### THINGS TO DO
**A)** In the passage on proliferative vitreoretinopathy, what are the membranes that form in PVR essentially made of?
**B)** Carry on the passage on proliferative vitreoretinopathy, picking up after its final sentence.

### EXCERPTED TEXT
※
Proliferative vitreoretinopathy (PVR) is the most common complication following a retinal detachment associated with a retinal hole or break.  PVR refers to the growth of cellular membranes within the vitreous cavity and on the front and back surfaces of the retina. These membranes, which are essentially scar tissues, exert traction on the retina and may result in recurrences of retinal detachment, even after an initially successful retinal detachment procedure. PVR may be associated with spontaneous reopening of otherwise successfully treated retinal breaks and may even cause the development of new retinal breaks. Finally, PVR may be associated with severe distortion and "stiffness" of the retina, as a result of the contracting membranes. This aspect of the condition not infrequently results in disappointing visual results, despite the very best of management.
※
### GIVEN RECORDS
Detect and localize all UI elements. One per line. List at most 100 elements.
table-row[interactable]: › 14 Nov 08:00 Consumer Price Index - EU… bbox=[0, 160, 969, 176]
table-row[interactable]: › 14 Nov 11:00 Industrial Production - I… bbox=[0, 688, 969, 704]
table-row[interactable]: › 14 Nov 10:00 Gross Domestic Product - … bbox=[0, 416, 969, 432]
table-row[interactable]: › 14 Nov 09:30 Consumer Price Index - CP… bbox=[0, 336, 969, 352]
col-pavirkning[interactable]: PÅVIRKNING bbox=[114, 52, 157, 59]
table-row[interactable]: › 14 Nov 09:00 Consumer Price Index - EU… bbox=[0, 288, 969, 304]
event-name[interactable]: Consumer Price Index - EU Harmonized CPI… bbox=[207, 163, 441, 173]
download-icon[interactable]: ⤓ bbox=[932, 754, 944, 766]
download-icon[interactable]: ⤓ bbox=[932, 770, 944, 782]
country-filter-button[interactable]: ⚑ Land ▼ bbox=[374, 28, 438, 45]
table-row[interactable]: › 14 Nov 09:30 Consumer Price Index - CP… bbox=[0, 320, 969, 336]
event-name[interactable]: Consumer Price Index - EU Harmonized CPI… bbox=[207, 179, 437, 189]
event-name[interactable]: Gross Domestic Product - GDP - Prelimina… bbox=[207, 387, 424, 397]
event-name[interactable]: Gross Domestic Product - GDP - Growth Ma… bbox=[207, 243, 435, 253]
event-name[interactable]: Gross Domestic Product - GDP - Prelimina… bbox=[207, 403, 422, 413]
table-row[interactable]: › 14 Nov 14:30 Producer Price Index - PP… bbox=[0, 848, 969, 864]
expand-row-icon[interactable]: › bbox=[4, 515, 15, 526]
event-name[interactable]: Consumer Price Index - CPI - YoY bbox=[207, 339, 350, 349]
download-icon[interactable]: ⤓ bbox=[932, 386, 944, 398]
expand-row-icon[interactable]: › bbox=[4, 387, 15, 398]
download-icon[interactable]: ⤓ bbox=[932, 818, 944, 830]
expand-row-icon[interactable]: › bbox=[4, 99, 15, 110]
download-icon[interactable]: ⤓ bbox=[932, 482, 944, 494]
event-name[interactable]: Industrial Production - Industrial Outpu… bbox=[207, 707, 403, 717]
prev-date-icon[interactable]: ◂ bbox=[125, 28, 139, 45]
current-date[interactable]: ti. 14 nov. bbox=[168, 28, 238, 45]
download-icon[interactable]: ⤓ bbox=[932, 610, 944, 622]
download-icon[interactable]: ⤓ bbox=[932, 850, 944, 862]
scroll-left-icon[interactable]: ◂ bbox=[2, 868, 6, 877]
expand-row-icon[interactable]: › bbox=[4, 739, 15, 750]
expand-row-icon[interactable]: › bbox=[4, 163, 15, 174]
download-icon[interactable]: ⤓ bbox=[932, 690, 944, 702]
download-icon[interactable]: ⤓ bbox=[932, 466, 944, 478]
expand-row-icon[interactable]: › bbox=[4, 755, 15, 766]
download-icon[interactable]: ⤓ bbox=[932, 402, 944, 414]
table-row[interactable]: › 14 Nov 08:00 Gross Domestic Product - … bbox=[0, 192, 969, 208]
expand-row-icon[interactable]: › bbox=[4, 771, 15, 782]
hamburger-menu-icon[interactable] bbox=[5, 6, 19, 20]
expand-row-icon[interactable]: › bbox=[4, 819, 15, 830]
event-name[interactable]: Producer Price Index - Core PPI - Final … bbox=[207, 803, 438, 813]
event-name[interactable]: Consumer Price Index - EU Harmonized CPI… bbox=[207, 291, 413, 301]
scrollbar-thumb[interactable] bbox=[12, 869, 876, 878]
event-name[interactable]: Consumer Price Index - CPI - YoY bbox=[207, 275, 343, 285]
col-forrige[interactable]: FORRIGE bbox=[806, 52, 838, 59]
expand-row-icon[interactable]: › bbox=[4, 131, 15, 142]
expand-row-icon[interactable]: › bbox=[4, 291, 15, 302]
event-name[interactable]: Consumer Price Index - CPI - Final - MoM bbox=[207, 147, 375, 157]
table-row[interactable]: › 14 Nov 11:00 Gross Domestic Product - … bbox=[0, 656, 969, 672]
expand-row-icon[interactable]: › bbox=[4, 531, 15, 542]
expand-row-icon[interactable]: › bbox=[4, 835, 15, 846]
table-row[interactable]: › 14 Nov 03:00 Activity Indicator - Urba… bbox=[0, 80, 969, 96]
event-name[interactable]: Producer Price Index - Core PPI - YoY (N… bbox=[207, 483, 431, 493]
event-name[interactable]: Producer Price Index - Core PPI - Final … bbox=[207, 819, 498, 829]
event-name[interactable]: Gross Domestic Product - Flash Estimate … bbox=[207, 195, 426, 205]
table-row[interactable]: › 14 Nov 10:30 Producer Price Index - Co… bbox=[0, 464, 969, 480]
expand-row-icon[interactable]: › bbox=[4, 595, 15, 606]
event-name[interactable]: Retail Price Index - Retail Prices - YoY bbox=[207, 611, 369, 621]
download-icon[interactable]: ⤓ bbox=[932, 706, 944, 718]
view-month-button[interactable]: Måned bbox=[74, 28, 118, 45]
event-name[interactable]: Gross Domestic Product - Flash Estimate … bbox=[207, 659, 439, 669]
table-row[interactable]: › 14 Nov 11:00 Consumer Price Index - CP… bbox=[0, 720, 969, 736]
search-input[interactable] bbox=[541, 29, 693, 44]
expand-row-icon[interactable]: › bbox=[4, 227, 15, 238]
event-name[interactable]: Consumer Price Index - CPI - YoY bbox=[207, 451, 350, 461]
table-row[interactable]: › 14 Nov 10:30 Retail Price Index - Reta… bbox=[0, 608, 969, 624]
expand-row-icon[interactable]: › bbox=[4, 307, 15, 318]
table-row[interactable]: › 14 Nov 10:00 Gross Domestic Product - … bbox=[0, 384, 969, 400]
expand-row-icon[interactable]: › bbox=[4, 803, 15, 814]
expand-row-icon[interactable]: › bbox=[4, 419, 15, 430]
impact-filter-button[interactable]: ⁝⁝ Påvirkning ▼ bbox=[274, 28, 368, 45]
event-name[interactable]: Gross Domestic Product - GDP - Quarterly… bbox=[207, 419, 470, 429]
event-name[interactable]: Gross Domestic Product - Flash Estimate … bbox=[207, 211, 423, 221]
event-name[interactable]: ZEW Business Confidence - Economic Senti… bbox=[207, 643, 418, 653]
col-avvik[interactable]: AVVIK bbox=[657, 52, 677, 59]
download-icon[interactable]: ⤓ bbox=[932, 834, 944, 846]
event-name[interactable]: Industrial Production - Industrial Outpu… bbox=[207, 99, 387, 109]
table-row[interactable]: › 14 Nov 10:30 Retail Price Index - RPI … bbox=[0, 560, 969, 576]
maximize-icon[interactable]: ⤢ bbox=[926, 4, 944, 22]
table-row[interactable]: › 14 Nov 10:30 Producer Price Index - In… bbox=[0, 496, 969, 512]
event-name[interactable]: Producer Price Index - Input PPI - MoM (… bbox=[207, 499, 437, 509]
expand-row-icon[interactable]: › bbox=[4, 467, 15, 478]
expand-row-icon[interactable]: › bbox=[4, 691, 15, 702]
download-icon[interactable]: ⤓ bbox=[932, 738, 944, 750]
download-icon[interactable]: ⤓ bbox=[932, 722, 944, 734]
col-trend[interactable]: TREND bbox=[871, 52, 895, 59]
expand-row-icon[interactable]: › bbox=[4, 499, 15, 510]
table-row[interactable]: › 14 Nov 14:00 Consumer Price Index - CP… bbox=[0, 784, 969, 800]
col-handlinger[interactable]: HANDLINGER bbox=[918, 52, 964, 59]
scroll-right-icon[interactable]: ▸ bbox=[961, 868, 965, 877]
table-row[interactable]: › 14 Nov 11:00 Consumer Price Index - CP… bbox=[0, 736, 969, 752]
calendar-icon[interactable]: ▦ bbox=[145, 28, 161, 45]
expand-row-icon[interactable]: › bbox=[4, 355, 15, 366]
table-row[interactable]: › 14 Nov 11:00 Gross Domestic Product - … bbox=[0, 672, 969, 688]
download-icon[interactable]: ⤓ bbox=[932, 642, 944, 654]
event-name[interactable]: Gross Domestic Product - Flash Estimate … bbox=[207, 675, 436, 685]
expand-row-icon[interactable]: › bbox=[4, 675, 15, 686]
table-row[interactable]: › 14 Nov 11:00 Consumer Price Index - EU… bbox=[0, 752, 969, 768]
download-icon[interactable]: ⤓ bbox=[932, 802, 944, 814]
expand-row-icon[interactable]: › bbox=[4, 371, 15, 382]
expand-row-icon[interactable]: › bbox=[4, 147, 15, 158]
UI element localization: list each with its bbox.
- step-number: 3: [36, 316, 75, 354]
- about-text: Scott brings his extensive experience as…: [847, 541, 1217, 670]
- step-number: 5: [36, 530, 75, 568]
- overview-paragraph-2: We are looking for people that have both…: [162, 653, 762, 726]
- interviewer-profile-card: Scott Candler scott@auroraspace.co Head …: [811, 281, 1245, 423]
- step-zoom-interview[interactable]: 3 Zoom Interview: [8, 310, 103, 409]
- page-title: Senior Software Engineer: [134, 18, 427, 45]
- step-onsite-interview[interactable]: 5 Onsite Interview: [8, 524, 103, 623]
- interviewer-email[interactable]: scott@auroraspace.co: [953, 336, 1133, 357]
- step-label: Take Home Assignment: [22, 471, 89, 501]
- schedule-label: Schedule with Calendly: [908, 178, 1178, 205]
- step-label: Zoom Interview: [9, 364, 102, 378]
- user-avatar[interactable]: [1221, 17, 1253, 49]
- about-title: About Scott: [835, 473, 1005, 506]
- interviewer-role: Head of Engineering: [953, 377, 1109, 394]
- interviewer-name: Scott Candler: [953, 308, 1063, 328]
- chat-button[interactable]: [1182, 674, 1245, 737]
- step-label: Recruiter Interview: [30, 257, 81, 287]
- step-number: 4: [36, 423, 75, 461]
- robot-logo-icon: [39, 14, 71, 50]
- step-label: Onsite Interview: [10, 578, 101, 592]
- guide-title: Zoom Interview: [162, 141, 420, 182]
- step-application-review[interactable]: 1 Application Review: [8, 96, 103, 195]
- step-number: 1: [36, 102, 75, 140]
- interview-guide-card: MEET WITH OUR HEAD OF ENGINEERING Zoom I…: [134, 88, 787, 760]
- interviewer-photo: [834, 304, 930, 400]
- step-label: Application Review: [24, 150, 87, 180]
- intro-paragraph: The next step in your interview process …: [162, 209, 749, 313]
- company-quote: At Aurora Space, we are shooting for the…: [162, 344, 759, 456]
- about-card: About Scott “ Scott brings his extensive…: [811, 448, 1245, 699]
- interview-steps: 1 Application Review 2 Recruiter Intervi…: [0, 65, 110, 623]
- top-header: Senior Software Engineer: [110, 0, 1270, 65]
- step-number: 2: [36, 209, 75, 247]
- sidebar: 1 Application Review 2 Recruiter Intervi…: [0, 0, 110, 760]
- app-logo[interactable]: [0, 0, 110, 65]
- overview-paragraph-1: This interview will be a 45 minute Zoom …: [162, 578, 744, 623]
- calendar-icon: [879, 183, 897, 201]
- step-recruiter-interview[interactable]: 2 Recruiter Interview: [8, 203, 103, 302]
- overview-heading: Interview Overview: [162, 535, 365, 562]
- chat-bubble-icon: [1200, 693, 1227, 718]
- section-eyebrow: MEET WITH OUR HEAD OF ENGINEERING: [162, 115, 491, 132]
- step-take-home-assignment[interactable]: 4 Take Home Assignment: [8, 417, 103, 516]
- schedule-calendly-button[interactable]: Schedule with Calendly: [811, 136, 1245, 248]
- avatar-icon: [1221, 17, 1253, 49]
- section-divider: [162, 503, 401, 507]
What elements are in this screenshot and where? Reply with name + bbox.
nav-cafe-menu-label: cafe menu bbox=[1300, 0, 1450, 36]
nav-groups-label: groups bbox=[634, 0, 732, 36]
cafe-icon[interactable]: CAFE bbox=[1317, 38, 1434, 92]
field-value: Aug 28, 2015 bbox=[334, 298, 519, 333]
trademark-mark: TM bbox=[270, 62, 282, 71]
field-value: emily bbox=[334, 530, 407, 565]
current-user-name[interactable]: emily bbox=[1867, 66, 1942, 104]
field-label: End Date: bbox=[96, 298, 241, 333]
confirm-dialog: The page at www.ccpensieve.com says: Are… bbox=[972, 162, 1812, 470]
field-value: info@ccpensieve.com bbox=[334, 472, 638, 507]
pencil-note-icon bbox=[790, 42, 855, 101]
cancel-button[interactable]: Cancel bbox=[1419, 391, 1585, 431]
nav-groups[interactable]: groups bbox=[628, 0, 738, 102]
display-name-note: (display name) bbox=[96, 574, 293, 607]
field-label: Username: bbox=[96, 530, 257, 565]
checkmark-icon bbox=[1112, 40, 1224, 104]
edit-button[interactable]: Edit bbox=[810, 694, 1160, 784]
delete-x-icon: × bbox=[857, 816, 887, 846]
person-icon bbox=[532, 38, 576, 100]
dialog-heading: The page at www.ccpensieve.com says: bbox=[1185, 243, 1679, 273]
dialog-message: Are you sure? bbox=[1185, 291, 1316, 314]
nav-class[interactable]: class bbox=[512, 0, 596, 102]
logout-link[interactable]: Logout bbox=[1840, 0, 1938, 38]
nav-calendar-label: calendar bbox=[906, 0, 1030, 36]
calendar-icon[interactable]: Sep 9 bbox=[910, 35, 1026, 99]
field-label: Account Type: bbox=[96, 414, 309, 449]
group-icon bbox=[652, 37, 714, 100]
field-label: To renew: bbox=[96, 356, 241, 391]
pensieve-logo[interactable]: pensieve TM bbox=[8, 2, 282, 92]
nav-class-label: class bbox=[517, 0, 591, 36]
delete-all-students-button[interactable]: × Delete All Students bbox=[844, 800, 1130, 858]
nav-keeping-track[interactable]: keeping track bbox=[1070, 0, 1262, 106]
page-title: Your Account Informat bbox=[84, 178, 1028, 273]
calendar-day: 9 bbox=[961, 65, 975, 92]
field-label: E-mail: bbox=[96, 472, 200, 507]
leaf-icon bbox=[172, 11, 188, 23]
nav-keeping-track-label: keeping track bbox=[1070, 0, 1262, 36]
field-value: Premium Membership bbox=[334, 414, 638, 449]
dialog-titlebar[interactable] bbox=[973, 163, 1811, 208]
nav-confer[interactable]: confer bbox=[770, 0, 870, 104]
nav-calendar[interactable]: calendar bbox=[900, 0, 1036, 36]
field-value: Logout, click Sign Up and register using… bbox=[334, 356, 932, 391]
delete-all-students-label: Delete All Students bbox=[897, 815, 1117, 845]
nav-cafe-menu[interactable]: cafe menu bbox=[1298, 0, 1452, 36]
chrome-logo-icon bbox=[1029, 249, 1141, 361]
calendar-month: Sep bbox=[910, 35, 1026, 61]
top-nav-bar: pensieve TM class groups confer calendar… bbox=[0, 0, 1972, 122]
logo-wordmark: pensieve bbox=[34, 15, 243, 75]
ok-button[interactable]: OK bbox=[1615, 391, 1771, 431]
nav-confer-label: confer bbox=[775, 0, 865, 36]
※
### ANSWERS TO THE PROBLEMS
**A)** They are essentially scar tissues.

**B)**
Removing the vitreous, and especially the scar tissue from the surface of the retina, is a delicate process that requires the surgeon to lift and peel strands of scar tissue away from the retina. If a scleral buckle had not been previously placed around the eye, one is placed during this surgery. The eye is then filled with air so that the retina is pushed against the back wall of the eye and against the scleral buckle. Once the retina is in place, laser is used to seal the retinal tears, and to form a strong attachment between the retina and the back wall of the eye. At this point, the surgeon will replace the air with a long-acting gas. The gas remains in the eye for many weeks before it is naturally absorbed. The vision is always very poor when air or gas is in the eye. The gas keeps the retina pushed up against the eye wall long enough for the laser burns to heal and take hold. In some cases, the same effect is achieved with clear silicone oil that is placed into the eye. If oil is placed into the eye, it is usually removed at a later time. Following surgery, it may sometimes be necessary for the patient’s head to be positioned in such a way as to help the gas seal the retinal tears. In some cases, extra injections of gas may be required after the surgery.

It is important to realize that recovery of vision after surgery for PVR may take many months. The chance of successful retinal reattachment with vitrectomy for PVR is about 80%. The chance of regaining vision that is good enough just to get around is about 60%. Reading vision only rarely returns. It should be clearly understood that the purpose of PVR surgery is to give the patient an eye that would have some vision, and could serve usefully if the other eye ever loses vision entirely.

It takes the vision a long time to completely recover after a vitrectomy. It is important to know that in some cases the scar tissue may re-form after the surgery and cause re-detachment of the retina.